— start DATA SUPPLIED —

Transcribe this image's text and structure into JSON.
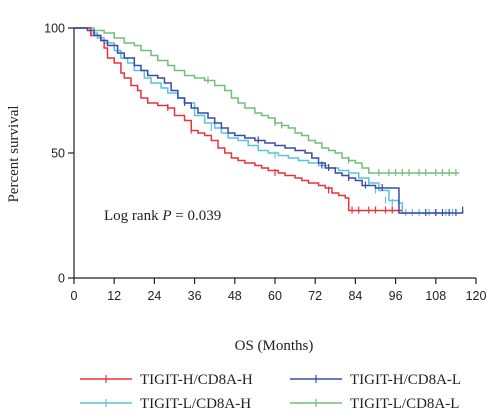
{
  "chart_data": {
    "type": "line",
    "subtype": "kaplan-meier",
    "title": "",
    "xlabel": "OS (Months)",
    "ylabel": "Percent survival",
    "xlim": [
      0,
      120
    ],
    "ylim": [
      0,
      100
    ],
    "x_ticks": [
      "0",
      "12",
      "24",
      "36",
      "48",
      "60",
      "72",
      "84",
      "96",
      "108",
      "120"
    ],
    "y_ticks": [
      "0",
      "50",
      "100"
    ],
    "grid": false,
    "legend_position": "bottom",
    "annotation": {
      "prefix": "Log rank ",
      "italic": "P",
      "suffix": " = 0.039"
    },
    "series": [
      {
        "name": "TIGIT-H/CD8A-H",
        "color": "#e8333a",
        "points": [
          [
            0,
            100
          ],
          [
            5,
            100
          ],
          [
            5,
            97
          ],
          [
            8,
            95
          ],
          [
            9,
            92
          ],
          [
            10,
            88
          ],
          [
            12,
            86
          ],
          [
            14,
            82
          ],
          [
            15,
            80
          ],
          [
            17,
            77
          ],
          [
            19,
            75
          ],
          [
            20,
            72
          ],
          [
            22,
            70
          ],
          [
            25,
            69
          ],
          [
            28,
            68
          ],
          [
            30,
            65
          ],
          [
            33,
            63
          ],
          [
            35,
            59
          ],
          [
            37,
            58
          ],
          [
            39,
            57
          ],
          [
            41,
            55
          ],
          [
            43,
            52
          ],
          [
            45,
            50
          ],
          [
            47,
            48
          ],
          [
            49,
            47
          ],
          [
            51,
            46
          ],
          [
            54,
            45
          ],
          [
            56,
            44
          ],
          [
            58,
            43
          ],
          [
            61,
            42
          ],
          [
            63,
            41
          ],
          [
            66,
            40
          ],
          [
            68,
            39
          ],
          [
            70,
            38
          ],
          [
            73,
            37
          ],
          [
            75,
            36
          ],
          [
            77,
            34
          ],
          [
            79,
            33
          ],
          [
            81,
            32
          ],
          [
            82,
            27
          ],
          [
            98,
            27
          ]
        ],
        "censors": [
          [
            28,
            68
          ],
          [
            35,
            59
          ],
          [
            60,
            42
          ],
          [
            76,
            35
          ],
          [
            83,
            27
          ],
          [
            85,
            27
          ],
          [
            88,
            27
          ],
          [
            90,
            27
          ],
          [
            93,
            27
          ],
          [
            95,
            27
          ]
        ]
      },
      {
        "name": "TIGIT-L/CD8A-H",
        "color": "#5bc4d6",
        "points": [
          [
            0,
            100
          ],
          [
            5,
            100
          ],
          [
            5,
            98
          ],
          [
            7,
            96
          ],
          [
            9,
            94
          ],
          [
            12,
            91
          ],
          [
            14,
            88
          ],
          [
            16,
            86
          ],
          [
            18,
            83
          ],
          [
            21,
            80
          ],
          [
            23,
            78
          ],
          [
            26,
            76
          ],
          [
            28,
            74
          ],
          [
            31,
            72
          ],
          [
            33,
            70
          ],
          [
            36,
            65
          ],
          [
            39,
            62
          ],
          [
            42,
            60
          ],
          [
            44,
            58
          ],
          [
            46,
            56
          ],
          [
            49,
            55
          ],
          [
            52,
            53
          ],
          [
            55,
            51
          ],
          [
            58,
            50
          ],
          [
            61,
            49
          ],
          [
            64,
            48
          ],
          [
            67,
            47
          ],
          [
            70,
            46
          ],
          [
            73,
            45
          ],
          [
            76,
            44
          ],
          [
            79,
            43
          ],
          [
            82,
            42
          ],
          [
            85,
            40
          ],
          [
            88,
            38
          ],
          [
            91,
            35
          ],
          [
            94,
            31
          ],
          [
            97,
            30
          ],
          [
            98,
            26
          ],
          [
            113,
            26
          ]
        ],
        "censors": [
          [
            41,
            60
          ],
          [
            60,
            49
          ],
          [
            88,
            38
          ],
          [
            90,
            35
          ],
          [
            93,
            31
          ],
          [
            95,
            30
          ],
          [
            99,
            26
          ],
          [
            101,
            26
          ],
          [
            103,
            26
          ],
          [
            106,
            26
          ],
          [
            108,
            26
          ],
          [
            111,
            26
          ],
          [
            113,
            26
          ]
        ]
      },
      {
        "name": "TIGIT-H/CD8A-L",
        "color": "#3a4aa8",
        "points": [
          [
            0,
            100
          ],
          [
            4,
            100
          ],
          [
            4,
            99
          ],
          [
            6,
            97
          ],
          [
            8,
            95
          ],
          [
            10,
            93
          ],
          [
            13,
            90
          ],
          [
            15,
            88
          ],
          [
            18,
            85
          ],
          [
            20,
            83
          ],
          [
            22,
            81
          ],
          [
            25,
            80
          ],
          [
            27,
            78
          ],
          [
            29,
            75
          ],
          [
            31,
            72
          ],
          [
            33,
            70
          ],
          [
            35,
            68
          ],
          [
            37,
            66
          ],
          [
            40,
            64
          ],
          [
            42,
            62
          ],
          [
            44,
            60
          ],
          [
            46,
            58
          ],
          [
            48,
            57
          ],
          [
            51,
            56
          ],
          [
            54,
            55
          ],
          [
            57,
            54
          ],
          [
            60,
            53
          ],
          [
            63,
            52
          ],
          [
            66,
            51
          ],
          [
            69,
            50
          ],
          [
            71,
            48
          ],
          [
            73,
            46
          ],
          [
            75,
            44
          ],
          [
            78,
            42
          ],
          [
            80,
            41
          ],
          [
            82,
            40
          ],
          [
            84,
            39
          ],
          [
            86,
            37
          ],
          [
            90,
            36
          ],
          [
            93,
            36
          ],
          [
            96,
            36
          ],
          [
            97,
            26
          ],
          [
            115,
            26
          ],
          [
            116,
            27
          ]
        ],
        "censors": [
          [
            33,
            70
          ],
          [
            55,
            55
          ],
          [
            74,
            45
          ],
          [
            76,
            44
          ],
          [
            82,
            40
          ],
          [
            87,
            37
          ],
          [
            92,
            36
          ],
          [
            105,
            26
          ],
          [
            108,
            26
          ],
          [
            110,
            26
          ],
          [
            112,
            26
          ],
          [
            114,
            26
          ],
          [
            116,
            27
          ]
        ]
      },
      {
        "name": "TIGIT-L/CD8A-L",
        "color": "#73be78",
        "points": [
          [
            0,
            100
          ],
          [
            6,
            100
          ],
          [
            6,
            99
          ],
          [
            9,
            98
          ],
          [
            12,
            96
          ],
          [
            15,
            94
          ],
          [
            18,
            93
          ],
          [
            20,
            91
          ],
          [
            23,
            89
          ],
          [
            25,
            87
          ],
          [
            28,
            85
          ],
          [
            30,
            83
          ],
          [
            33,
            81
          ],
          [
            36,
            80
          ],
          [
            39,
            79
          ],
          [
            42,
            77
          ],
          [
            45,
            75
          ],
          [
            47,
            72
          ],
          [
            49,
            70
          ],
          [
            51,
            68
          ],
          [
            54,
            66
          ],
          [
            56,
            65
          ],
          [
            58,
            64
          ],
          [
            60,
            62
          ],
          [
            62,
            61
          ],
          [
            64,
            60
          ],
          [
            66,
            58
          ],
          [
            68,
            57
          ],
          [
            70,
            55
          ],
          [
            72,
            54
          ],
          [
            74,
            52
          ],
          [
            76,
            51
          ],
          [
            78,
            50
          ],
          [
            80,
            48
          ],
          [
            82,
            47
          ],
          [
            84,
            46
          ],
          [
            86,
            44
          ],
          [
            88,
            42
          ],
          [
            89,
            42
          ],
          [
            90,
            42
          ],
          [
            100,
            42
          ],
          [
            110,
            42
          ],
          [
            115,
            42
          ]
        ],
        "censors": [
          [
            40,
            79
          ],
          [
            60,
            62
          ],
          [
            62,
            61
          ],
          [
            82,
            47
          ],
          [
            91,
            42
          ],
          [
            94,
            42
          ],
          [
            96,
            42
          ],
          [
            98,
            42
          ],
          [
            100,
            42
          ],
          [
            103,
            42
          ],
          [
            105,
            42
          ],
          [
            108,
            42
          ],
          [
            110,
            42
          ],
          [
            112,
            42
          ],
          [
            114,
            42
          ]
        ]
      }
    ],
    "legend_order": [
      "TIGIT-H/CD8A-H",
      "TIGIT-H/CD8A-L",
      "TIGIT-L/CD8A-H",
      "TIGIT-L/CD8A-L"
    ]
  }
}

— end DATA SUPPLIED —

* **GOAL**: Report how many lines in the data include the word "TIGIT", and give nothing but the count.

* **PROBLEM SOLUTION**: 8